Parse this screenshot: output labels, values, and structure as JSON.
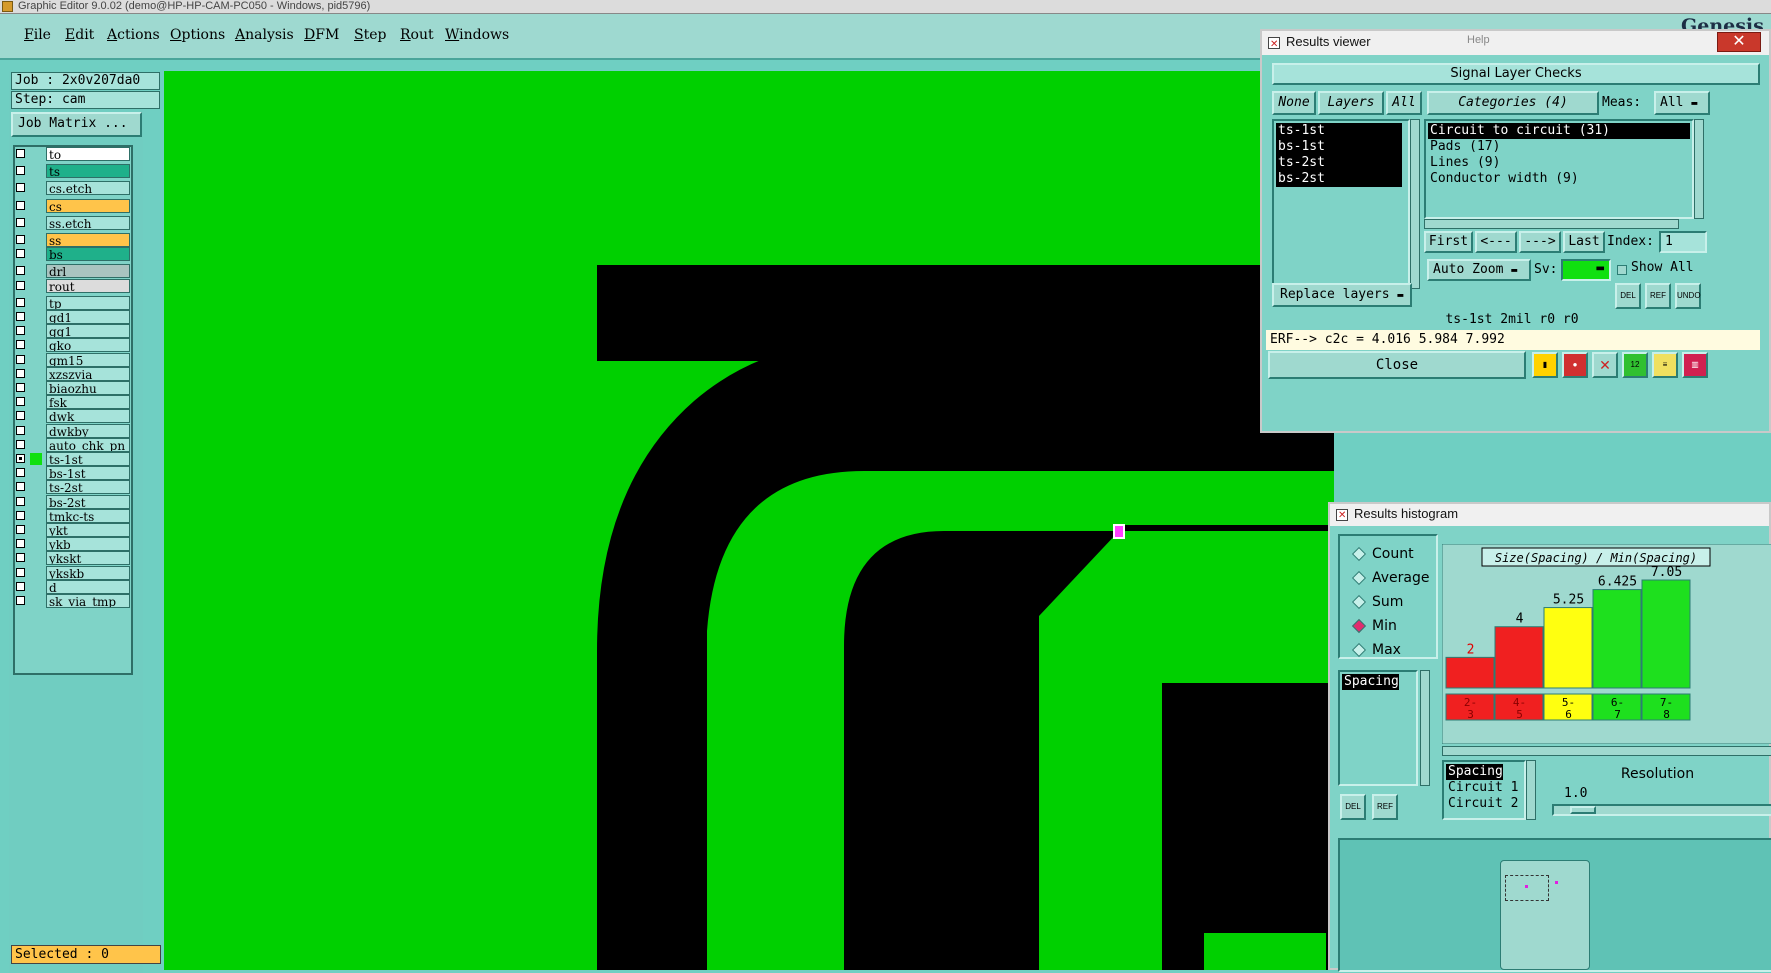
{
  "window": {
    "title": "Graphic Editor 9.0.02 (demo@HP-HP-CAM-PC050 - Windows, pid5796)"
  },
  "menu": {
    "items": [
      "File",
      "Edit",
      "Actions",
      "Options",
      "Analysis",
      "DFM",
      "Step",
      "Rout",
      "Windows"
    ]
  },
  "brand": {
    "logo": "Genesis"
  },
  "job": {
    "job_line": "Job : 2x0v207da0",
    "step_line": "Step: cam",
    "matrix_button": "Job Matrix ..."
  },
  "layers": [
    {
      "name": "to",
      "color": "#ffffff",
      "checked": false
    },
    {
      "name": "ts",
      "color": "#1fb08a",
      "checked": false
    },
    {
      "name": "cs.etch",
      "color": "#a6e3da",
      "checked": false
    },
    {
      "name": "cs",
      "color": "#ffc44a",
      "checked": false
    },
    {
      "name": "ss.etch",
      "color": "#a6e3da",
      "checked": false
    },
    {
      "name": "ss",
      "color": "#ffc44a",
      "checked": false
    },
    {
      "name": "bs",
      "color": "#1fb08a",
      "checked": false
    },
    {
      "name": "drl",
      "color": "#a9c4c0",
      "checked": false
    },
    {
      "name": "rout",
      "color": "#dcdcdc",
      "checked": false
    },
    {
      "name": "tp",
      "color": "#a6e3da",
      "checked": false
    },
    {
      "name": "gd1",
      "color": "#a6e3da",
      "checked": false
    },
    {
      "name": "gg1",
      "color": "#a6e3da",
      "checked": false
    },
    {
      "name": "gko",
      "color": "#a6e3da",
      "checked": false
    },
    {
      "name": "gm15",
      "color": "#a6e3da",
      "checked": false
    },
    {
      "name": "xzszvia",
      "color": "#a6e3da",
      "checked": false
    },
    {
      "name": "biaozhu",
      "color": "#a6e3da",
      "checked": false
    },
    {
      "name": "fsk",
      "color": "#a6e3da",
      "checked": false
    },
    {
      "name": "dwk",
      "color": "#a6e3da",
      "checked": false
    },
    {
      "name": "dwkby",
      "color": "#a6e3da",
      "checked": false
    },
    {
      "name": "auto_chk_pn",
      "color": "#a6e3da",
      "checked": false
    },
    {
      "name": "ts-1st",
      "color": "#a6e3da",
      "checked": true
    },
    {
      "name": "bs-1st",
      "color": "#a6e3da",
      "checked": false
    },
    {
      "name": "ts-2st",
      "color": "#a6e3da",
      "checked": false
    },
    {
      "name": "bs-2st",
      "color": "#a6e3da",
      "checked": false
    },
    {
      "name": "tmkc-ts",
      "color": "#a6e3da",
      "checked": false
    },
    {
      "name": "ykt",
      "color": "#a6e3da",
      "checked": false
    },
    {
      "name": "ykb",
      "color": "#a6e3da",
      "checked": false
    },
    {
      "name": "ykskt",
      "color": "#a6e3da",
      "checked": false
    },
    {
      "name": "ykskb",
      "color": "#a6e3da",
      "checked": false
    },
    {
      "name": "d",
      "color": "#a6e3da",
      "checked": false
    },
    {
      "name": "sk_via_tmp",
      "color": "#a6e3da",
      "checked": false
    }
  ],
  "status": {
    "selected": "Selected : 0"
  },
  "results_viewer": {
    "title": "Results viewer",
    "help": "Help",
    "section": "Signal Layer Checks",
    "none_btn": "None",
    "layers_btn": "Layers",
    "all_btn": "All",
    "categories_btn": "Categories (4)",
    "meas_label": "Meas:",
    "meas_value": "All",
    "layer_items": [
      "ts-1st",
      "bs-1st",
      "ts-2st",
      "bs-2st"
    ],
    "category_items": [
      "Circuit to circuit (31)",
      "Pads (17)",
      "Lines (9)",
      "Conductor width (9)"
    ],
    "first_btn": "First",
    "prev_btn": "<---",
    "next_btn": "--->",
    "last_btn": "Last",
    "index_label": "Index:",
    "index_value": "1",
    "auto_zoom": "Auto Zoom",
    "sv_label": "Sv:",
    "show_all": "Show All",
    "replace_layers": "Replace layers",
    "del": "DEL",
    "ref": "REF",
    "undo": "UNDO",
    "info_line": "ts-1st 2mil  r0  r0",
    "erf_line": "ERF--> c2c = 4.016 5.984 7.992",
    "close_btn": "Close"
  },
  "histogram": {
    "title": "Results histogram",
    "modes": [
      "Count",
      "Average",
      "Sum",
      "Min",
      "Max"
    ],
    "selected_mode": "Min",
    "list_item": "Spacing",
    "attr_items": [
      "Spacing",
      "Circuit 1",
      "Circuit 2"
    ],
    "resolution_label": "Resolution",
    "resolution_value": "1.0",
    "del": "DEL",
    "ref": "REF"
  },
  "chart_data": {
    "type": "bar",
    "title": "Size(Spacing) / Min(Spacing)",
    "categories": [
      "2-3",
      "4-5",
      "5-6",
      "6-7",
      "7-8"
    ],
    "values": [
      2,
      4,
      5.25,
      6.425,
      7.05
    ],
    "labels": [
      "2",
      "4",
      "5.25",
      "6.425",
      "7.05"
    ],
    "colors": [
      "#f02020",
      "#f02020",
      "#ffff10",
      "#1ee01e",
      "#1ee01e"
    ],
    "ylim": [
      0,
      7.05
    ]
  }
}
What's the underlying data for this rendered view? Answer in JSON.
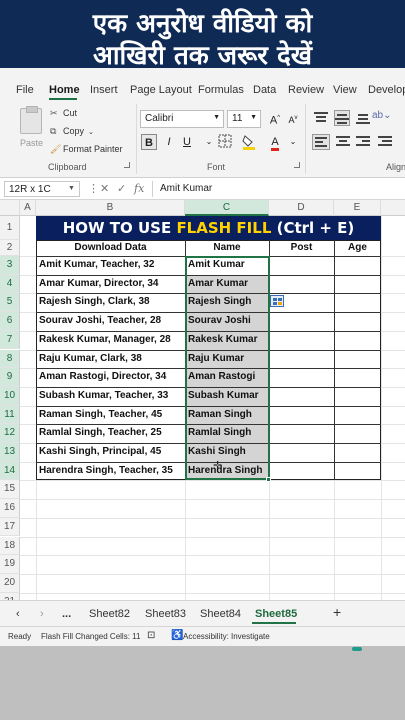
{
  "banner": {
    "line1": "एक अनुरोध वीडियो को",
    "line2": "आखिरी तक जरूर देखें"
  },
  "ribbon": {
    "tabs": [
      "File",
      "Home",
      "Insert",
      "Page Layout",
      "Formulas",
      "Data",
      "Review",
      "View",
      "Develop"
    ],
    "active_tab": "Home",
    "clipboard": {
      "paste": "Paste",
      "cut": "Cut",
      "copy": "Copy",
      "format_painter": "Format Painter",
      "label": "Clipboard"
    },
    "font": {
      "name": "Calibri",
      "size": "11",
      "label": "Font",
      "bold": "B",
      "italic": "I",
      "underline": "U",
      "font_color": "A"
    },
    "alignment": {
      "label": "Align"
    }
  },
  "formula_bar": {
    "name_box": "12R x 1C",
    "fx": "fx",
    "value": "Amit Kumar"
  },
  "sheet": {
    "columns": [
      "A",
      "B",
      "C",
      "D",
      "E"
    ],
    "selected_column": "C",
    "rows": [
      "1",
      "2",
      "3",
      "4",
      "5",
      "6",
      "7",
      "8",
      "9",
      "10",
      "11",
      "12",
      "13",
      "14",
      "15",
      "16",
      "17",
      "18",
      "19",
      "20",
      "21"
    ],
    "title_part1": "HOW TO USE ",
    "title_part2": "FLASH FILL",
    "title_part3": " (Ctrl + E)",
    "headers": [
      "Download Data",
      "Name",
      "Post",
      "Age"
    ],
    "data": [
      [
        "Amit Kumar, Teacher, 32",
        "Amit Kumar"
      ],
      [
        "Amar Kumar, Director, 34",
        "Amar Kumar"
      ],
      [
        "Rajesh Singh, Clark, 38",
        "Rajesh Singh"
      ],
      [
        "Sourav Joshi, Teacher, 28",
        "Sourav Joshi"
      ],
      [
        "Rakesk Kumar, Manager, 28",
        "Rakesk Kumar"
      ],
      [
        "Raju Kumar, Clark, 38",
        "Raju Kumar"
      ],
      [
        "Aman Rastogi, Director, 34",
        "Aman Rastogi"
      ],
      [
        "Subash Kumar, Teacher, 33",
        "Subash Kumar"
      ],
      [
        "Raman Singh, Teacher, 45",
        "Raman Singh"
      ],
      [
        "Ramlal Singh, Teacher, 25",
        "Ramlal Singh"
      ],
      [
        "Kashi Singh, Principal, 45",
        "Kashi Singh"
      ],
      [
        "Harendra Singh, Teacher, 35",
        "Harendra Singh"
      ]
    ]
  },
  "sheet_tabs": {
    "items": [
      "Sheet82",
      "Sheet83",
      "Sheet84",
      "Sheet85"
    ],
    "active": "Sheet85",
    "add": "+",
    "more": "..."
  },
  "status_bar": {
    "ready": "Ready",
    "flash_fill": "Flash Fill Changed Cells: 11",
    "accessibility": "Accessibility: Investigate"
  },
  "colors": {
    "excel_green": "#217346",
    "title_bg": "#0a1f5e",
    "highlight": "#ffd200",
    "banner_bg": "#0f2a55"
  }
}
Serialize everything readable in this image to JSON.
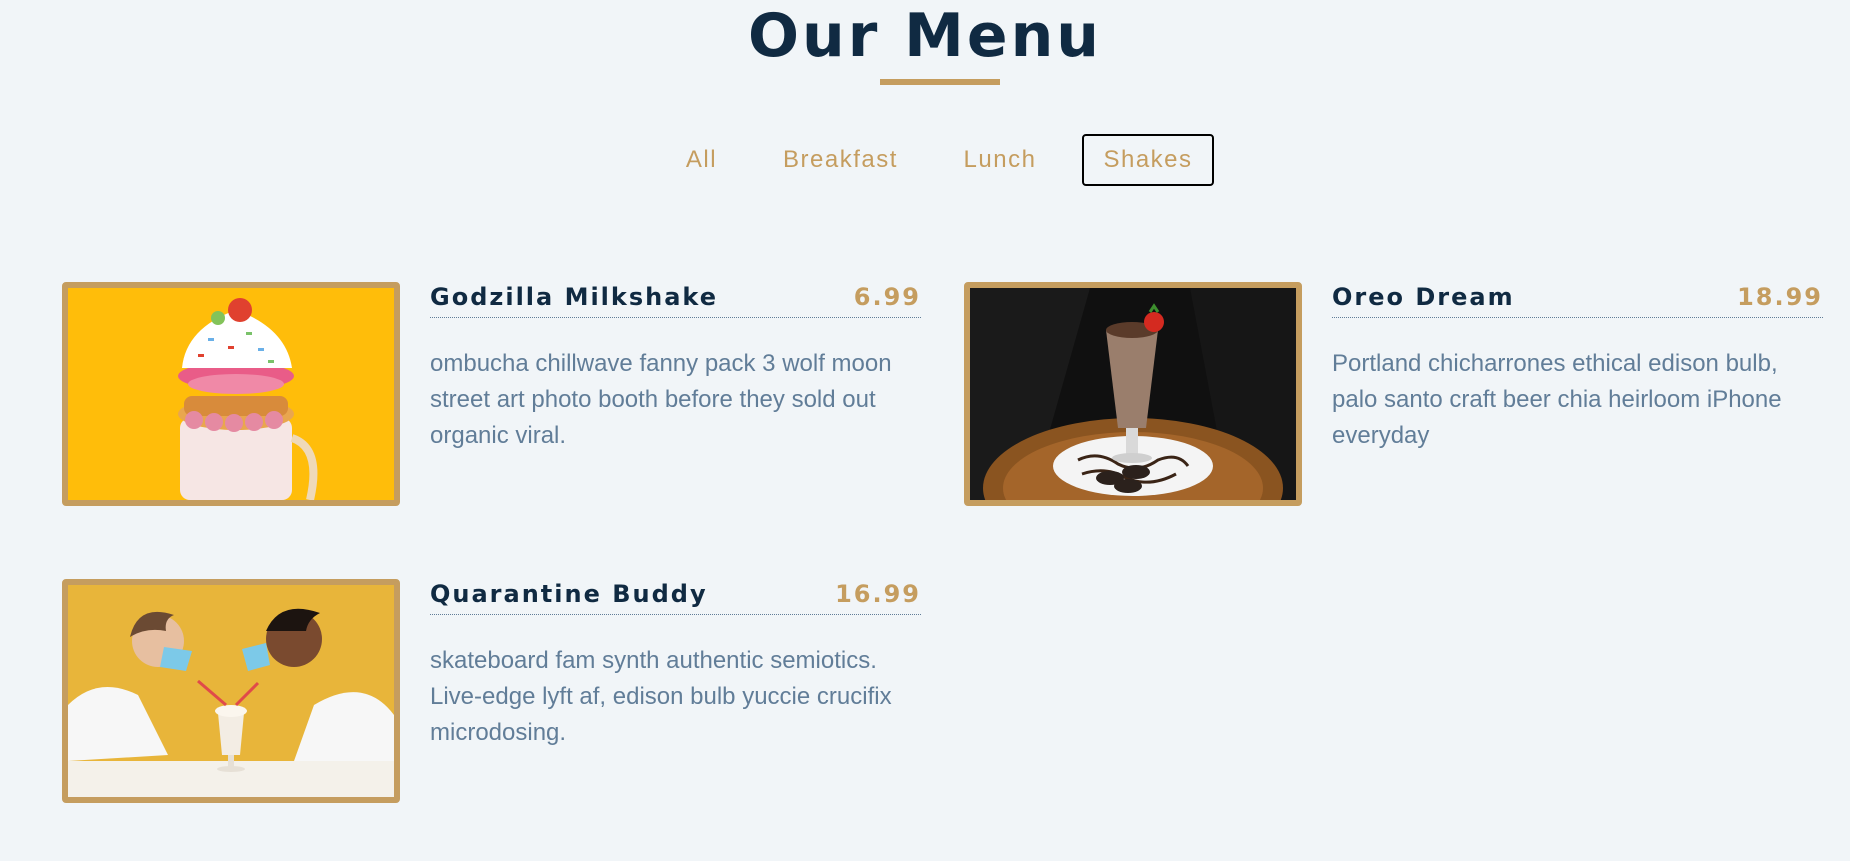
{
  "header": {
    "title": "Our Menu"
  },
  "filters": [
    {
      "label": "All",
      "active": false
    },
    {
      "label": "Breakfast",
      "active": false
    },
    {
      "label": "Lunch",
      "active": false
    },
    {
      "label": "Shakes",
      "active": true
    }
  ],
  "items": [
    {
      "name": "Godzilla Milkshake",
      "price": "6.99",
      "description": "ombucha chillwave fanny pack 3 wolf moon street art photo booth before they sold out organic viral.",
      "image": "milkshake-photo"
    },
    {
      "name": "Oreo Dream",
      "price": "18.99",
      "description": "Portland chicharrones ethical edison bulb, palo santo craft beer chia heirloom iPhone everyday",
      "image": "oreo-shake-photo"
    },
    {
      "name": "Quarantine Buddy",
      "price": "16.99",
      "description": "skateboard fam synth authentic semiotics. Live-edge lyft af, edison bulb yuccie crucifix microdosing.",
      "image": "couple-shake-photo"
    }
  ],
  "colors": {
    "accent": "#c59d5f",
    "heading": "#102a42",
    "text": "#617d98",
    "background": "#f1f5f8"
  }
}
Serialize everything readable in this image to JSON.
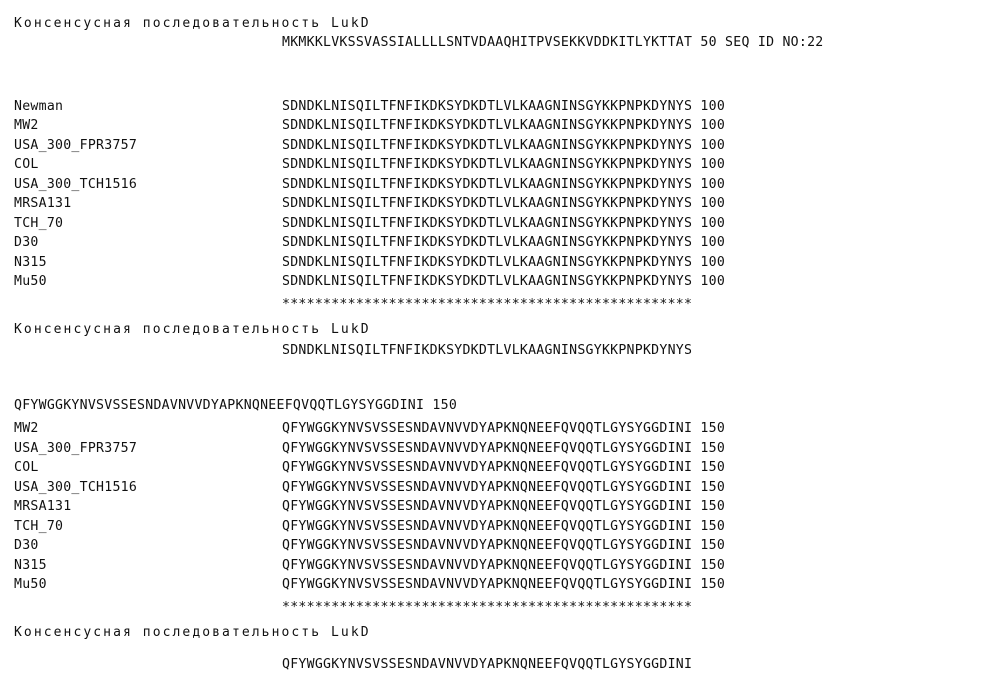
{
  "document": {
    "type": "sequence-alignment",
    "protein": "LukD",
    "consensus_heading": "Консенсусная последовательность LukD",
    "conservation_marker": "*",
    "conservation_line_length": 50
  },
  "block1": {
    "heading": "Консенсусная последовательность LukD",
    "header_sequence": "MKMKKLVKSSVASSIALLLLSNTVDAAQHITPVSEKKVDDKITLYKTTAT",
    "header_position": "50",
    "header_annotation": "SEQ ID NO:22",
    "rows": [
      {
        "label": "Newman",
        "sequence": "SDNDKLNISQILTFNFIKDKSYDKDTLVLKAAGNINSGYKKPNPKDYNYS",
        "position": "100"
      },
      {
        "label": "MW2",
        "sequence": "SDNDKLNISQILTFNFIKDKSYDKDTLVLKAAGNINSGYKKPNPKDYNYS",
        "position": "100"
      },
      {
        "label": "USA_300_FPR3757",
        "sequence": "SDNDKLNISQILTFNFIKDKSYDKDTLVLKAAGNINSGYKKPNPKDYNYS",
        "position": "100"
      },
      {
        "label": "COL",
        "sequence": "SDNDKLNISQILTFNFIKDKSYDKDTLVLKAAGNINSGYKKPNPKDYNYS",
        "position": "100"
      },
      {
        "label": "USA_300_TCH1516",
        "sequence": "SDNDKLNISQILTFNFIKDKSYDKDTLVLKAAGNINSGYKKPNPKDYNYS",
        "position": "100"
      },
      {
        "label": "MRSA131",
        "sequence": "SDNDKLNISQILTFNFIKDKSYDKDTLVLKAAGNINSGYKKPNPKDYNYS",
        "position": "100"
      },
      {
        "label": "TCH_70",
        "sequence": "SDNDKLNISQILTFNFIKDKSYDKDTLVLKAAGNINSGYKKPNPKDYNYS",
        "position": "100"
      },
      {
        "label": "D30",
        "sequence": "SDNDKLNISQILTFNFIKDKSYDKDTLVLKAAGNINSGYKKPNPKDYNYS",
        "position": "100"
      },
      {
        "label": "N315",
        "sequence": "SDNDKLNISQILTFNFIKDKSYDKDTLVLKAAGNINSGYKKPNPKDYNYS",
        "position": "100"
      },
      {
        "label": "Mu50",
        "sequence": "SDNDKLNISQILTFNFIKDKSYDKDTLVLKAAGNINSGYKKPNPKDYNYS",
        "position": "100"
      }
    ],
    "conservation": "**************************************************",
    "consensus_heading_bottom": "Консенсусная последовательность LukD",
    "consensus_sequence": "SDNDKLNISQILTFNFIKDKSYDKDTLVLKAAGNINSGYKKPNPKDYNYS"
  },
  "block2": {
    "header_sequence": "QFYWGGKYNVSVSSESNDAVNVVDYAPKNQNEEFQVQQTLGYSYGGDINI",
    "header_position": "150",
    "rows": [
      {
        "label": "MW2",
        "sequence": "QFYWGGKYNVSVSSESNDAVNVVDYAPKNQNEEFQVQQTLGYSYGGDINI",
        "position": "150"
      },
      {
        "label": "USA_300_FPR3757",
        "sequence": "QFYWGGKYNVSVSSESNDAVNVVDYAPKNQNEEFQVQQTLGYSYGGDINI",
        "position": "150"
      },
      {
        "label": "COL",
        "sequence": "QFYWGGKYNVSVSSESNDAVNVVDYAPKNQNEEFQVQQTLGYSYGGDINI",
        "position": "150"
      },
      {
        "label": "USA_300_TCH1516",
        "sequence": "QFYWGGKYNVSVSSESNDAVNVVDYAPKNQNEEFQVQQTLGYSYGGDINI",
        "position": "150"
      },
      {
        "label": "MRSA131",
        "sequence": "QFYWGGKYNVSVSSESNDAVNVVDYAPKNQNEEFQVQQTLGYSYGGDINI",
        "position": "150"
      },
      {
        "label": "TCH_70",
        "sequence": "QFYWGGKYNVSVSSESNDAVNVVDYAPKNQNEEFQVQQTLGYSYGGDINI",
        "position": "150"
      },
      {
        "label": "D30",
        "sequence": "QFYWGGKYNVSVSSESNDAVNVVDYAPKNQNEEFQVQQTLGYSYGGDINI",
        "position": "150"
      },
      {
        "label": "N315",
        "sequence": "QFYWGGKYNVSVSSESNDAVNVVDYAPKNQNEEFQVQQTLGYSYGGDINI",
        "position": "150"
      },
      {
        "label": "Mu50",
        "sequence": "QFYWGGKYNVSVSSESNDAVNVVDYAPKNQNEEFQVQQTLGYSYGGDINI",
        "position": "150"
      }
    ],
    "conservation": "**************************************************",
    "consensus_heading_bottom": "Консенсусная последовательность LukD",
    "consensus_sequence": "QFYWGGKYNVSVSSESNDAVNVVDYAPKNQNEEFQVQQTLGYSYGGDINI"
  }
}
****************************************
**Problem to work on**
Report each line above that includes the string "values".

**Answer section**
Parse this screenshot: output labels, values, and structure as JSON.
    "values": [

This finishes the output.